• _REQUIRED TASK_: Give every line of the data again, unchanged, but with no pictures.

>>>>

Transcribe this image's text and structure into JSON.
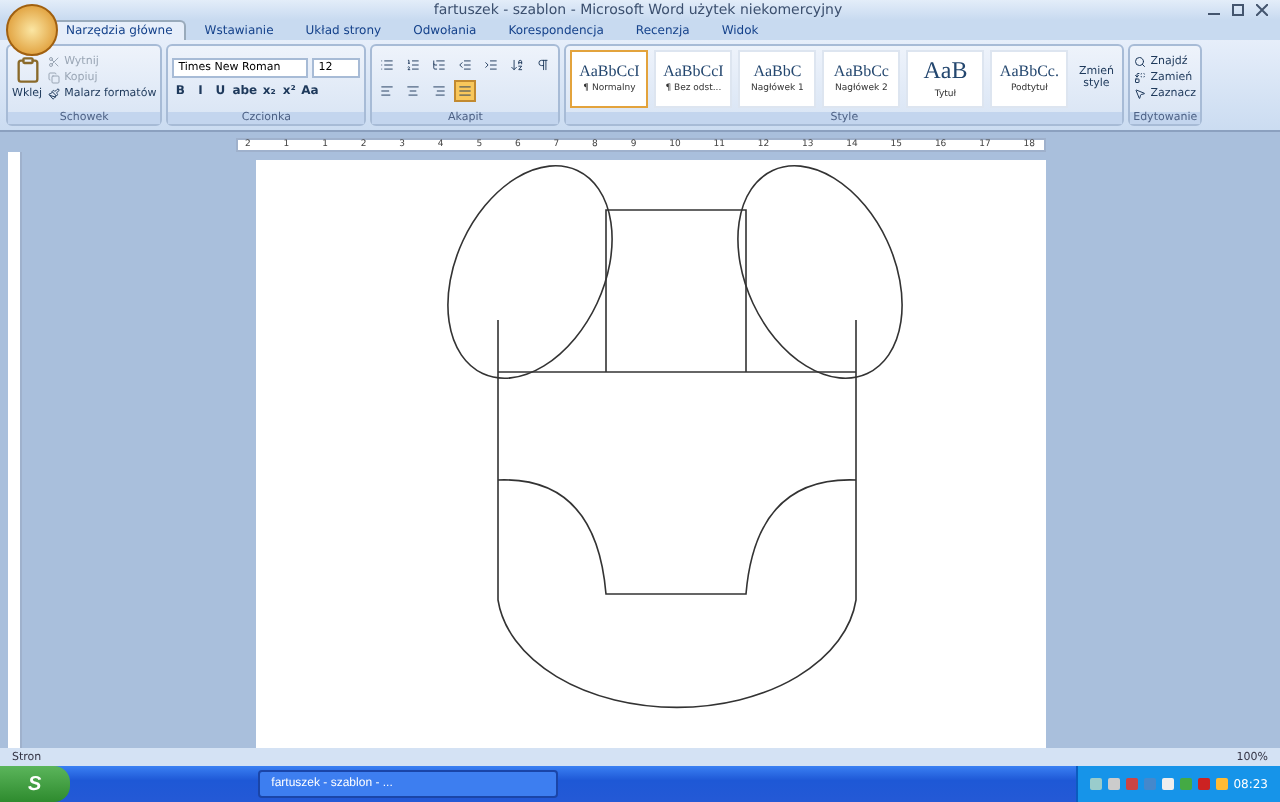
{
  "window": {
    "title": "fartuszek - szablon - Microsoft Word użytek niekomercyjny"
  },
  "tabs": [
    {
      "label": "Narzędzia główne",
      "selected": true
    },
    {
      "label": "Wstawianie",
      "selected": false
    },
    {
      "label": "Układ strony",
      "selected": false
    },
    {
      "label": "Odwołania",
      "selected": false
    },
    {
      "label": "Korespondencja",
      "selected": false
    },
    {
      "label": "Recenzja",
      "selected": false
    },
    {
      "label": "Widok",
      "selected": false
    }
  ],
  "clipboard": {
    "title": "Schowek",
    "paste": "Wklej",
    "items": [
      {
        "label": "Wytnij",
        "disabled": true
      },
      {
        "label": "Kopiuj",
        "disabled": true
      },
      {
        "label": "Malarz formatów",
        "disabled": false
      }
    ]
  },
  "font": {
    "title": "Czcionka",
    "name": "Times New Roman",
    "size": "12",
    "format_buttons": [
      "B",
      "I",
      "U",
      "abe",
      "x₂",
      "x²",
      "Aa"
    ]
  },
  "paragraph": {
    "title": "Akapit",
    "alignment_buttons": [
      {
        "selected": false
      },
      {
        "selected": false
      },
      {
        "selected": false
      },
      {
        "selected": true
      }
    ]
  },
  "styles": {
    "title": "Style",
    "items": [
      {
        "sample": "AaBbCcI",
        "label": "¶ Normalny",
        "selected": true
      },
      {
        "sample": "AaBbCcI",
        "label": "¶ Bez odst...",
        "selected": false
      },
      {
        "sample": "AaBbC",
        "label": "Nagłówek 1",
        "selected": false
      },
      {
        "sample": "AaBbCc",
        "label": "Nagłówek 2",
        "selected": false
      },
      {
        "sample": "AaB",
        "label": "Tytuł",
        "selected": false
      },
      {
        "sample": "AaBbCc.",
        "label": "Podtytuł",
        "selected": false
      }
    ],
    "change": "Zmień style"
  },
  "editing": {
    "title": "Edytowanie",
    "items": [
      "Znajdź",
      "Zamień",
      "Zaznacz"
    ]
  },
  "ruler": [
    "2",
    "1",
    "1",
    "2",
    "3",
    "4",
    "5",
    "6",
    "7",
    "8",
    "9",
    "10",
    "11",
    "12",
    "13",
    "14",
    "15",
    "16",
    "17",
    "18"
  ],
  "status_bar": {
    "page": "Stron",
    "zoom": "100%"
  },
  "taskbar": {
    "start": "S",
    "task": "fartuszek - szablon - ...",
    "clock": "08:23"
  }
}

<<<<

• _TASK SOLUTION_:
Transcribe this image's text and structure into JSON.
{
  "window": {
    "title": "fartuszek - szablon - Microsoft Word użytek niekomercyjny"
  },
  "tabs": [
    {
      "label": "Narzędzia główne",
      "selected": true
    },
    {
      "label": "Wstawianie",
      "selected": false
    },
    {
      "label": "Układ strony",
      "selected": false
    },
    {
      "label": "Odwołania",
      "selected": false
    },
    {
      "label": "Korespondencja",
      "selected": false
    },
    {
      "label": "Recenzja",
      "selected": false
    },
    {
      "label": "Widok",
      "selected": false
    }
  ],
  "clipboard": {
    "title": "Schowek",
    "paste": "Wklej",
    "items": [
      {
        "label": "Wytnij",
        "disabled": true
      },
      {
        "label": "Kopiuj",
        "disabled": true
      },
      {
        "label": "Malarz formatów",
        "disabled": false
      }
    ]
  },
  "font": {
    "title": "Czcionka",
    "name": "Times New Roman",
    "size": "12",
    "format_buttons": [
      "B",
      "I",
      "U",
      "abe",
      "x₂",
      "x²",
      "Aa"
    ]
  },
  "paragraph": {
    "title": "Akapit",
    "alignment_buttons": [
      {
        "selected": false
      },
      {
        "selected": false
      },
      {
        "selected": false
      },
      {
        "selected": true
      }
    ]
  },
  "styles": {
    "title": "Style",
    "items": [
      {
        "sample": "AaBbCcI",
        "label": "¶ Normalny",
        "selected": true
      },
      {
        "sample": "AaBbCcI",
        "label": "¶ Bez odst...",
        "selected": false
      },
      {
        "sample": "AaBbC",
        "label": "Nagłówek 1",
        "selected": false
      },
      {
        "sample": "AaBbCc",
        "label": "Nagłówek 2",
        "selected": false
      },
      {
        "sample": "AaB",
        "label": "Tytuł",
        "selected": false
      },
      {
        "sample": "AaBbCc.",
        "label": "Podtytuł",
        "selected": false
      }
    ],
    "change": "Zmień style"
  },
  "editing": {
    "title": "Edytowanie",
    "items": [
      "Znajdź",
      "Zamień",
      "Zaznacz"
    ]
  },
  "ruler": [
    "2",
    "1",
    "1",
    "2",
    "3",
    "4",
    "5",
    "6",
    "7",
    "8",
    "9",
    "10",
    "11",
    "12",
    "13",
    "14",
    "15",
    "16",
    "17",
    "18"
  ],
  "status_bar": {
    "page": "Stron",
    "zoom": "100%"
  },
  "taskbar": {
    "start": "S",
    "task": "fartuszek - szablon - ...",
    "clock": "08:23"
  }
}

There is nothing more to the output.